• Required task: Skip the pictures and extract all of the lines exactly as written.

******************************

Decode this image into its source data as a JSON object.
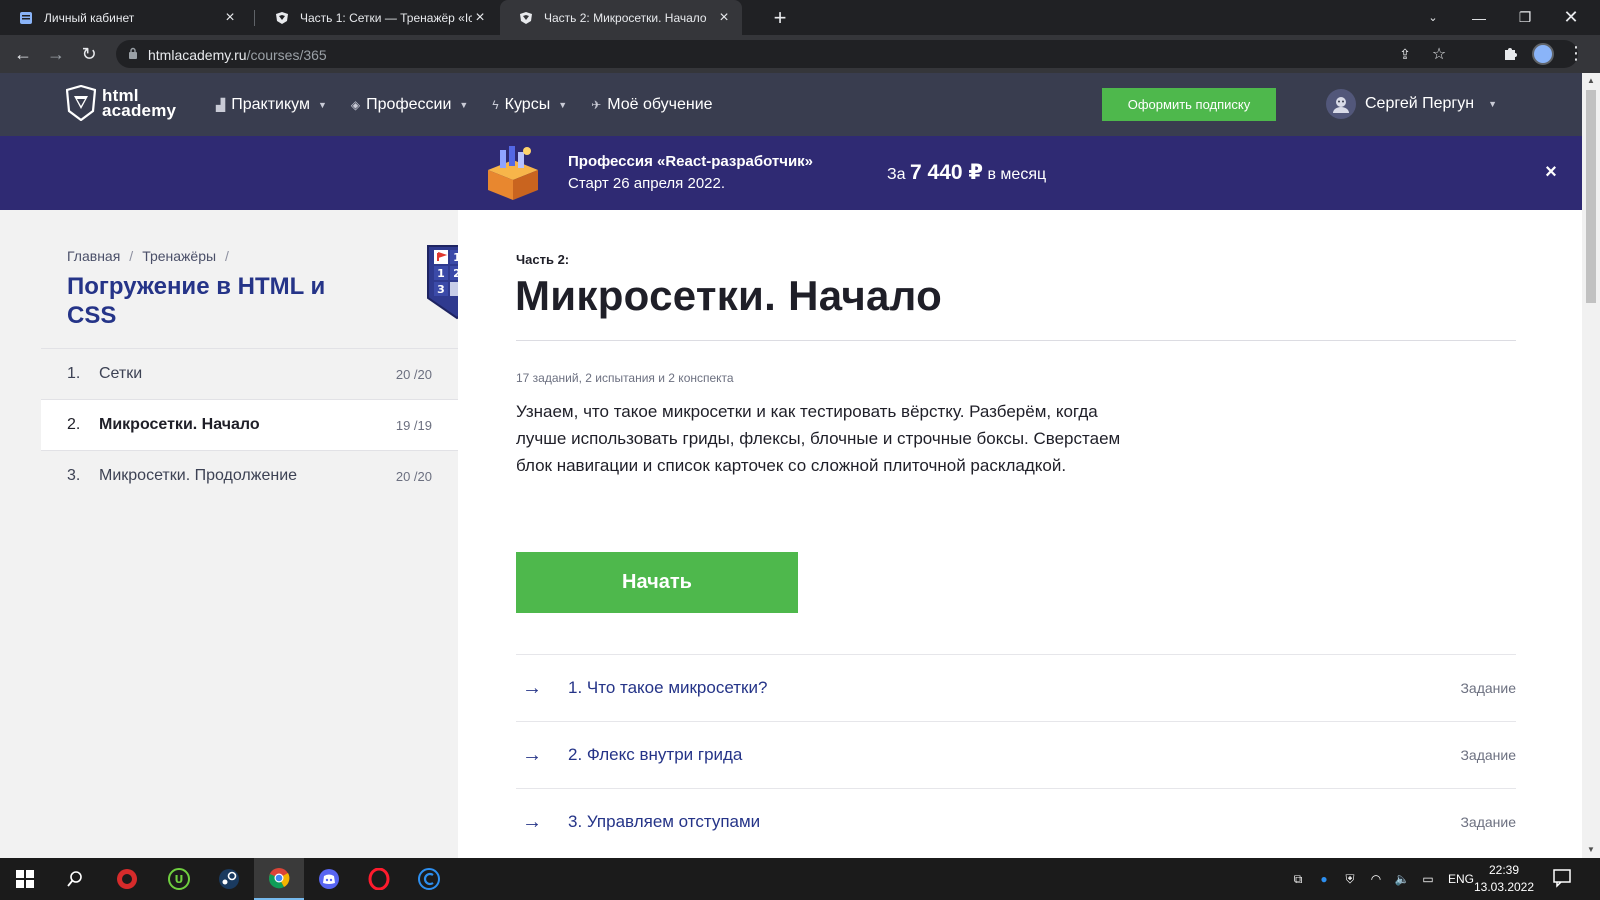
{
  "browser": {
    "tabs": [
      {
        "title": "Личный кабинет",
        "active": false
      },
      {
        "title": "Часть 1: Сетки — Тренажёр «Ic",
        "active": false
      },
      {
        "title": "Часть 2: Микросетки. Начало",
        "active": true
      }
    ],
    "new_tab_label": "+",
    "url_host": "htmlacademy.ru",
    "url_path": "/courses/365"
  },
  "header": {
    "logo_line1": "html",
    "logo_line2": "academy",
    "nav": [
      {
        "label": "Практикум"
      },
      {
        "label": "Профессии"
      },
      {
        "label": "Курсы"
      },
      {
        "label": "Моё обучение"
      }
    ],
    "subscribe_label": "Оформить подписку",
    "user_name": "Сергей Пергун"
  },
  "promo": {
    "title": "Профессия «React-разработчик»",
    "subtitle": "Старт 26 апреля 2022.",
    "price_prefix": "За",
    "price": "7 440 ₽",
    "price_suffix": "в месяц",
    "close": "×"
  },
  "sidebar": {
    "breadcrumb": [
      {
        "label": "Главная"
      },
      {
        "label": "Тренажёры"
      }
    ],
    "breadcrumb_sep": "/",
    "course_title": "Погружение в HTML и CSS",
    "chapters": [
      {
        "num": "1.",
        "name": "Сетки",
        "progress": "20 /20",
        "active": false
      },
      {
        "num": "2.",
        "name": "Микросетки. Начало",
        "progress": "19 /19",
        "active": true
      },
      {
        "num": "3.",
        "name": "Микросетки. Продолжение",
        "progress": "20 /20",
        "active": false
      }
    ]
  },
  "main": {
    "part_label": "Часть 2:",
    "title": "Микросетки. Начало",
    "summary": "17 заданий, 2 испытания и 2 конспекта",
    "description": "Узнаем, что такое микросетки и как тестировать вёрстку. Разберём, когда лучше использовать гриды, флексы, блочные и строчные боксы. Сверстаем блок навигации и список карточек со сложной плиточной раскладкой.",
    "start_label": "Начать",
    "tasks": [
      {
        "title": "1. Что такое микросетки?",
        "type": "Задание"
      },
      {
        "title": "2. Флекс внутри грида",
        "type": "Задание"
      },
      {
        "title": "3. Управляем отступами",
        "type": "Задание"
      }
    ]
  },
  "taskbar": {
    "lang": "ENG",
    "time": "22:39",
    "date": "13.03.2022"
  },
  "colors": {
    "accent_green": "#4eb84c",
    "header_bg": "#393d4f",
    "promo_bg": "#2f2a73",
    "title_blue": "#253488"
  },
  "icons": [
    "windows-start-icon",
    "search-icon",
    "chrome-icon",
    "discord-icon",
    "steam-icon",
    "opera-icon"
  ]
}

******************************

• Written answer:
Decode this image into its source data as a JSON object.
{
  "browser": {
    "tabs": [
      {
        "title": "Личный кабинет",
        "active": false
      },
      {
        "title": "Часть 1: Сетки — Тренажёр «Ic",
        "active": false
      },
      {
        "title": "Часть 2: Микросетки. Начало",
        "active": true
      }
    ],
    "new_tab_label": "+",
    "url_host": "htmlacademy.ru",
    "url_path": "/courses/365"
  },
  "header": {
    "logo_line1": "html",
    "logo_line2": "academy",
    "nav": [
      {
        "label": "Практикум"
      },
      {
        "label": "Профессии"
      },
      {
        "label": "Курсы"
      },
      {
        "label": "Моё обучение"
      }
    ],
    "subscribe_label": "Оформить подписку",
    "user_name": "Сергей Пергун"
  },
  "promo": {
    "title": "Профессия «React-разработчик»",
    "subtitle": "Старт 26 апреля 2022.",
    "price_prefix": "За",
    "price": "7 440 ₽",
    "price_suffix": "в месяц",
    "close": "×"
  },
  "sidebar": {
    "breadcrumb": [
      {
        "label": "Главная"
      },
      {
        "label": "Тренажёры"
      }
    ],
    "breadcrumb_sep": "/",
    "course_title": "Погружение в HTML и CSS",
    "chapters": [
      {
        "num": "1.",
        "name": "Сетки",
        "progress": "20 /20",
        "active": false
      },
      {
        "num": "2.",
        "name": "Микросетки. Начало",
        "progress": "19 /19",
        "active": true
      },
      {
        "num": "3.",
        "name": "Микросетки. Продолжение",
        "progress": "20 /20",
        "active": false
      }
    ]
  },
  "main": {
    "part_label": "Часть 2:",
    "title": "Микросетки. Начало",
    "summary": "17 заданий, 2 испытания и 2 конспекта",
    "description": "Узнаем, что такое микросетки и как тестировать вёрстку. Разберём, когда лучше использовать гриды, флексы, блочные и строчные боксы. Сверстаем блок навигации и список карточек со сложной плиточной раскладкой.",
    "start_label": "Начать",
    "tasks": [
      {
        "title": "1. Что такое микросетки?",
        "type": "Задание"
      },
      {
        "title": "2. Флекс внутри грида",
        "type": "Задание"
      },
      {
        "title": "3. Управляем отступами",
        "type": "Задание"
      }
    ]
  },
  "taskbar": {
    "lang": "ENG",
    "time": "22:39",
    "date": "13.03.2022"
  },
  "colors": {
    "accent_green": "#4eb84c",
    "header_bg": "#393d4f",
    "promo_bg": "#2f2a73",
    "title_blue": "#253488"
  },
  "icons": [
    "windows-start-icon",
    "search-icon",
    "chrome-icon",
    "discord-icon",
    "steam-icon",
    "opera-icon"
  ]
}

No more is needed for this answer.